* TASK SET
1 > In the text on death during space missions, which company did NASA collaborate with to develop the Body Back idea?
2 > Write out the part of the text on death during space missions that begins at the words "In a recent" and stops after "risks are huge.".

Space missions have always involved a very high risk, even Neil Armstrong and the other astronauts on Apollo were ready to die on the way to the moon.
A mission to Mars would require several months just to get there. Astronauts spend only six months at the International Space Station, where they are carefully examined. No one ever died there, and now NASA is being more focused on appropriate responses in relation to this risk.
In a recent StarTalk Radio episode, co-host Chuck Nice asked astronaut Mike Massimino whether NASA had some kind of protocol for bringing back an astronaut who dies in space. Although there is no specific ritual, the astronauts do practice extreme scenarios.
In his book, Guide for life on Earth an astronaut, Chris Hadfield explains an exercise named “death sim,” created to prepare astronauts to react in the event of the death of one of their colleagues. NASA already got plans for complex and long-term missions to Mars and private companies like SpaceX and Mars One plan to set up colonies on the red planet. Obviously, as stated before, the risks are huge.
Apparently, the simplest solution would be to release the body in space, but laws prohibit this. On the other hand, is not a good idea to keep the dead body on board, because the mental health of the crew would be endangered. NASA found an intermediate idea. Through a collaboration with Promessa, the Body Back idea was born. Body Back involves an airtight sleeping bag that a human corpse is zipped into and then exposed to the freezing temperatures of outer space to gradually disintegrate.
Death is a touchy subject, but for long-term spaceflight, it has to be treated as a cost issue and a practicality issue. The video above, poetically titled “If I die on Mars” shows that a suitable method of reacting to the death in space is yet to be found.

* Structured page parsing data
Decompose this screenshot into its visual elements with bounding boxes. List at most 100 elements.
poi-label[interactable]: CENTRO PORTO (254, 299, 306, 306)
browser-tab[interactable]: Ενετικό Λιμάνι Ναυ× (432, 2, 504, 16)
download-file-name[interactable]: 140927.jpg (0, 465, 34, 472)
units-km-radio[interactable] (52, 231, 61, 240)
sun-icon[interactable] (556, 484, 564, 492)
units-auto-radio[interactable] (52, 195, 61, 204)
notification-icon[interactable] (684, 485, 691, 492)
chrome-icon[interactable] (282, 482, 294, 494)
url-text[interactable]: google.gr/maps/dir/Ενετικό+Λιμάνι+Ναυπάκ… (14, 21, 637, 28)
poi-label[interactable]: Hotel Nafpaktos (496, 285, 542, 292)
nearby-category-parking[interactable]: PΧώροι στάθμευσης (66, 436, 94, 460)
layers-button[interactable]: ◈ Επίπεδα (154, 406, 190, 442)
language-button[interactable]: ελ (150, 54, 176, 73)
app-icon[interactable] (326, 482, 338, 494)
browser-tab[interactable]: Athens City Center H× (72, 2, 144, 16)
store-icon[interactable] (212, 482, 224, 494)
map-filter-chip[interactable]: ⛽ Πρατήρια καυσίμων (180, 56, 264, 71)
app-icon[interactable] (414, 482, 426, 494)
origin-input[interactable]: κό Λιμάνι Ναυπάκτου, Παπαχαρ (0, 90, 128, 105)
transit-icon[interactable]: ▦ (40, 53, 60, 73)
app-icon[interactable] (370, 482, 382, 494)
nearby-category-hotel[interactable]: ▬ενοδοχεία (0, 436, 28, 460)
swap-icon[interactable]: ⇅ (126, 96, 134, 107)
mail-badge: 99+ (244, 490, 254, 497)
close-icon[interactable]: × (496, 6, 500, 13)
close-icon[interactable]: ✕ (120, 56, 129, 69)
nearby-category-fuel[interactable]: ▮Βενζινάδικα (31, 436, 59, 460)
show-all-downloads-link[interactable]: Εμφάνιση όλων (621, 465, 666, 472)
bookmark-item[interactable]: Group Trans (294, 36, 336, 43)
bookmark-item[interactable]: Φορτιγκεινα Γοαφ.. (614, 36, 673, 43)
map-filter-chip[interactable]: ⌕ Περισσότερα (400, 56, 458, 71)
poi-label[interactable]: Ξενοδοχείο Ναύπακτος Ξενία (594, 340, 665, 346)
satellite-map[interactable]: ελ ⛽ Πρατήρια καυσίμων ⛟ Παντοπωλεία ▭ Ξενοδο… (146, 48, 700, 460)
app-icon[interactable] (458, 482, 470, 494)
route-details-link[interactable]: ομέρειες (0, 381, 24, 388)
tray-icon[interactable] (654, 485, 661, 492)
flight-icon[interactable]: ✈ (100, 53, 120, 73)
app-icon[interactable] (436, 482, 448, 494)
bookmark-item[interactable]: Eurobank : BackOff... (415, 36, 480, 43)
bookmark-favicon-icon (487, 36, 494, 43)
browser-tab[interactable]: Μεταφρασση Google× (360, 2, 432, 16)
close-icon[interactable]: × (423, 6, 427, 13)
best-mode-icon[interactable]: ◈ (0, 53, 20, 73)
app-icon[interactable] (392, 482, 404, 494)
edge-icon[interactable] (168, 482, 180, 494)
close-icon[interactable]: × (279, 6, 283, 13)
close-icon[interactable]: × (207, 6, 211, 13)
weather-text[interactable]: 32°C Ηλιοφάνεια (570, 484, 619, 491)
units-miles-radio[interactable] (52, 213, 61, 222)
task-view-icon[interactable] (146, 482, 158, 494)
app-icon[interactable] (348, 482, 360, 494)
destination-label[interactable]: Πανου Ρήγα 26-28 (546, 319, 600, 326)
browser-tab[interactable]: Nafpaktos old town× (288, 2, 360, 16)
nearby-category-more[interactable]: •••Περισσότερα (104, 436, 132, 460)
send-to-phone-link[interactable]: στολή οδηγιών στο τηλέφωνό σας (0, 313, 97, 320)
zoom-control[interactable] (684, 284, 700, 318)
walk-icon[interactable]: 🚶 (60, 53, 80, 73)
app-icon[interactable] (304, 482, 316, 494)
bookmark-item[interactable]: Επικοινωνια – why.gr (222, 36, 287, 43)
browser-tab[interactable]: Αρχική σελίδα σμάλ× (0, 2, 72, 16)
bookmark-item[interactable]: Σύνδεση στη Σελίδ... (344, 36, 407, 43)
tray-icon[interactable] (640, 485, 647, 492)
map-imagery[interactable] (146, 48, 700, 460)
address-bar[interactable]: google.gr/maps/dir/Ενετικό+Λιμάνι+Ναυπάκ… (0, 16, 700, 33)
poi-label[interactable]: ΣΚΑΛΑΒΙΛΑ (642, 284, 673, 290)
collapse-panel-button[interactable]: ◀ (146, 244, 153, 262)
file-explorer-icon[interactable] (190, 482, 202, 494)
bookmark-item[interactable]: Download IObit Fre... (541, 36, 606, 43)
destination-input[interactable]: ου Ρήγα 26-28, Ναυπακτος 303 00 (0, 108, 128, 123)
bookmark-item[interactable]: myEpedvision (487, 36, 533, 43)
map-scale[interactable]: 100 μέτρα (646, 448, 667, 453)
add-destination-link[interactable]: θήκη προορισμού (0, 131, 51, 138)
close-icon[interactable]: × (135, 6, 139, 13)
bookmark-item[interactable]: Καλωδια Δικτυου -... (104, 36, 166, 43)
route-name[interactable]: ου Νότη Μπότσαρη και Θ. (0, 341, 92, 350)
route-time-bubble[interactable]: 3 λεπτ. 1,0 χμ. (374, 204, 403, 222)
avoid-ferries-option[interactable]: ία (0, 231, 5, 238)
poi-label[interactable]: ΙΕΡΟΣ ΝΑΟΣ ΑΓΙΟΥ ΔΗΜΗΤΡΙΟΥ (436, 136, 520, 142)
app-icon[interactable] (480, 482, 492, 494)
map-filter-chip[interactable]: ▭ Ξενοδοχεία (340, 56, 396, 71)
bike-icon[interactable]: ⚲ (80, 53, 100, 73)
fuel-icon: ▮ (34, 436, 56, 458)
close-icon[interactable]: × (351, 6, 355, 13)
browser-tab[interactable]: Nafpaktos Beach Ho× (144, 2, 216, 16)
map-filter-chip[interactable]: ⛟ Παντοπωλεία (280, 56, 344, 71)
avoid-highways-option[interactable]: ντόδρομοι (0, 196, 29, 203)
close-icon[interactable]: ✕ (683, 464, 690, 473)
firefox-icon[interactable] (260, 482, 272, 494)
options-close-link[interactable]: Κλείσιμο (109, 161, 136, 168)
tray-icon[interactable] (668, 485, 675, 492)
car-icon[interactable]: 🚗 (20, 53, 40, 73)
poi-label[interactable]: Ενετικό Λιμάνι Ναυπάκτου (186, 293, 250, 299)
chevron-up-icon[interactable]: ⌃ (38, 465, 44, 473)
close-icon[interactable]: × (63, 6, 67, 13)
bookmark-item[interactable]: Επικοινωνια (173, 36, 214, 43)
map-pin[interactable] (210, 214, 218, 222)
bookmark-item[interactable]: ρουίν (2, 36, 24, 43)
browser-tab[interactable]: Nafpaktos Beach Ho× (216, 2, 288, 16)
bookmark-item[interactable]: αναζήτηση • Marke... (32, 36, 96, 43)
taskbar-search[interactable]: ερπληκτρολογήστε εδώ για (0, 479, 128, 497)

* EXPECTED OUTPUTS
1 > Promessa

2 >
In a recent StarTalk Radio episode, co-host Chuck Nice asked astronaut Mike Massimino whether NASA had some kind of protocol for bringing back an astronaut who dies in space. Although there is no specific ritual, the astronauts do practice extreme scenarios.
In his book, Guide for life on Earth an astronaut, Chris Hadfield explains an exercise named “death sim,” created to prepare astronauts to react in the event of the death of one of their colleagues. NASA already got plans for complex and long-term missions to Mars and private companies like SpaceX and Mars One plan to set up colonies on the red planet. Obviously, as stated before, the risks are huge.